• [TO BE DONE]: Below are records. Copy every line with "Список" in it.

* START PROVIDED INFORMATION *

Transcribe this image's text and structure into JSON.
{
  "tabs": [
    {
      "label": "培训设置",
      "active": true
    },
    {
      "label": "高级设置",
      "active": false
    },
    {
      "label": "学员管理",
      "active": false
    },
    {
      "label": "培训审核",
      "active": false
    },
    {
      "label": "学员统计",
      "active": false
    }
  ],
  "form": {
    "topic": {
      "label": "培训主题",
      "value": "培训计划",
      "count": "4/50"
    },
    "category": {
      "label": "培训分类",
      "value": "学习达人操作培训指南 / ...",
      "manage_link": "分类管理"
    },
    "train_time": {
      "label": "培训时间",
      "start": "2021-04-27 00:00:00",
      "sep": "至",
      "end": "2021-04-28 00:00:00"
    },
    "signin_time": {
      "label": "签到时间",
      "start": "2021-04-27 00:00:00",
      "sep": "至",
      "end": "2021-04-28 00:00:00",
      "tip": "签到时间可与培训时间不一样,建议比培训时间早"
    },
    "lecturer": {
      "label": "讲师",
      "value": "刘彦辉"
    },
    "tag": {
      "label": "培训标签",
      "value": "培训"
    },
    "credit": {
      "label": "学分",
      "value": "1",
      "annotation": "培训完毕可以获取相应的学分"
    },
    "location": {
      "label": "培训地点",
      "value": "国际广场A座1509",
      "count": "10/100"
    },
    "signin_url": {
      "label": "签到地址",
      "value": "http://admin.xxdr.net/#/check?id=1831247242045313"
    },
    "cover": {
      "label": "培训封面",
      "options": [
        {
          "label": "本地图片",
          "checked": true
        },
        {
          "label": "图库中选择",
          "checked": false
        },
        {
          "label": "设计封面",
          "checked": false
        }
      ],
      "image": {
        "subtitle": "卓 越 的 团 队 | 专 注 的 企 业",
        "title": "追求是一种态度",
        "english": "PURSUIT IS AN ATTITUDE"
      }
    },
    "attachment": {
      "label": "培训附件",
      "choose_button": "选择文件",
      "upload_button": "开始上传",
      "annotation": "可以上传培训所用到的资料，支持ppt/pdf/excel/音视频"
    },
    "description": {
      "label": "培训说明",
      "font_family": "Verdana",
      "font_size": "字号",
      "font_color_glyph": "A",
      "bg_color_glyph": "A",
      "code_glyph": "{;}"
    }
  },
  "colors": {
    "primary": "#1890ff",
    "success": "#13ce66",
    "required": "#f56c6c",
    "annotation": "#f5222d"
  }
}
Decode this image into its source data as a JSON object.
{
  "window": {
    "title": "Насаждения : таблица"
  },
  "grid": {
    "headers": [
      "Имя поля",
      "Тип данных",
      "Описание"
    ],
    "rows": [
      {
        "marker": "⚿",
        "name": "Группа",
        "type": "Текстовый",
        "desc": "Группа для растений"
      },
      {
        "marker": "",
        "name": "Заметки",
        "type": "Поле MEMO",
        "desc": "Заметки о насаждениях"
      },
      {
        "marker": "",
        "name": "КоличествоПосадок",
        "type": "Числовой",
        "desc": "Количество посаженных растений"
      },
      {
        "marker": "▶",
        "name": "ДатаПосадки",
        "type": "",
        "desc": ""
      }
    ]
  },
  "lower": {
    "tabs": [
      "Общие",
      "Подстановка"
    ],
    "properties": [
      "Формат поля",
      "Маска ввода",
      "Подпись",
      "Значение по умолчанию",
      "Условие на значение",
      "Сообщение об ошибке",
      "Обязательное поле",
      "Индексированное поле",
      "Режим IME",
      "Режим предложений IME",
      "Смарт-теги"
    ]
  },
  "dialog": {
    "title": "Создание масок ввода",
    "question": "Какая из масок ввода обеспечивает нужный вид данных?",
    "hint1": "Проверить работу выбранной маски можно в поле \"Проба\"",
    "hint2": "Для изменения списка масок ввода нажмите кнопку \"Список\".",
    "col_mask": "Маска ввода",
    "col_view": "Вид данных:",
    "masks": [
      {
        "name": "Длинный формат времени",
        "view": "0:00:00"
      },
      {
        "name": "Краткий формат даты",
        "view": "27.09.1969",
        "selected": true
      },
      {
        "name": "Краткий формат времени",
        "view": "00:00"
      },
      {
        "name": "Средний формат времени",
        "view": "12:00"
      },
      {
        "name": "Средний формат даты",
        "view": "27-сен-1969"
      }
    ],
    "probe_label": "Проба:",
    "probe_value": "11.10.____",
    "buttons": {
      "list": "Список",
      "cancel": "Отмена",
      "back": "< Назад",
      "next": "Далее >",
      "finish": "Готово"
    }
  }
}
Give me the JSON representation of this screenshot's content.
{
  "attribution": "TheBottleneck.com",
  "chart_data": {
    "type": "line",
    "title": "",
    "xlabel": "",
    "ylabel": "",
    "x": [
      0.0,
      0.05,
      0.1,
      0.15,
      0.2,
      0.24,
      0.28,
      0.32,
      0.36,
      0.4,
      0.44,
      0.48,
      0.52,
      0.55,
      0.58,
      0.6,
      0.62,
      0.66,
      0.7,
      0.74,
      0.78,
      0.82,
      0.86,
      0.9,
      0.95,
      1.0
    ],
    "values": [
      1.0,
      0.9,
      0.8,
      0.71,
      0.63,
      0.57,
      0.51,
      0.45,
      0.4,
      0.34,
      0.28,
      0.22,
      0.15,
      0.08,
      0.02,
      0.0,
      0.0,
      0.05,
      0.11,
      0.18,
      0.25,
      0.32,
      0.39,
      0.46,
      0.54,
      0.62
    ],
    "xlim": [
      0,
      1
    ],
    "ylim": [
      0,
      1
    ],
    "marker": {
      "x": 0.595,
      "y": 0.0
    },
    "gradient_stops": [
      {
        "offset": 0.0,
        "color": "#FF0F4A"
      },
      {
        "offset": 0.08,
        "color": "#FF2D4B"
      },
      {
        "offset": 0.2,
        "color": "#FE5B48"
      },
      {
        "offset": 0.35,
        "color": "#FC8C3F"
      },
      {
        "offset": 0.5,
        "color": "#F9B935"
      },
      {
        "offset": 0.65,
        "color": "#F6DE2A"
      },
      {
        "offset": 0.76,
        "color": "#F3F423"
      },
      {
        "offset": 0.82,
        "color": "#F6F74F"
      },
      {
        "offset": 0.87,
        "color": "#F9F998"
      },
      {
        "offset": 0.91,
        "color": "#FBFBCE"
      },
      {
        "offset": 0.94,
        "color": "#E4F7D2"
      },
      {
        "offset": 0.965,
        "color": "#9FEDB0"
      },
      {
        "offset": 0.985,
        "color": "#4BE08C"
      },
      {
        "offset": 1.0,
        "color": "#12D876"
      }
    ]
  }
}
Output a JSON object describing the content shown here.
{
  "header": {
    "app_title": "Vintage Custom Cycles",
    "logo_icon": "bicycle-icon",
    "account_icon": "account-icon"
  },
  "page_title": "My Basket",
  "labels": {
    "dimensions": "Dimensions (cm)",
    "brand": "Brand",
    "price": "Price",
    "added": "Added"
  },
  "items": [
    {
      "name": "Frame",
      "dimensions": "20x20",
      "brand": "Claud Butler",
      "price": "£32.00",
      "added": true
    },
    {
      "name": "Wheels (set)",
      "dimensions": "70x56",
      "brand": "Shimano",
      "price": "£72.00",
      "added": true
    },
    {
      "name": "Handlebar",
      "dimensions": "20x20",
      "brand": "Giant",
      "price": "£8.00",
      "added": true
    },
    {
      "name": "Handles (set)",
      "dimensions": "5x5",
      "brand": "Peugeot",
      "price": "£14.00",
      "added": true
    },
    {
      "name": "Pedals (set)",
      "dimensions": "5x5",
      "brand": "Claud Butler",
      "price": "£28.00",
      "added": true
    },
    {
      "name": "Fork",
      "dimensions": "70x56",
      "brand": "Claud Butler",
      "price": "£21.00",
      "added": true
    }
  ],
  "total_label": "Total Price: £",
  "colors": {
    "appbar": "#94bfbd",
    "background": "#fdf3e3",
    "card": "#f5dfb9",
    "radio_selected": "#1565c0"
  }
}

* END PROVIDED INFORMATION *

• [RESPONSE TO THIS TASK]:
    "hint2": "Для изменения списка масок ввода нажмите кнопку \"Список\".",
      "list": "Список",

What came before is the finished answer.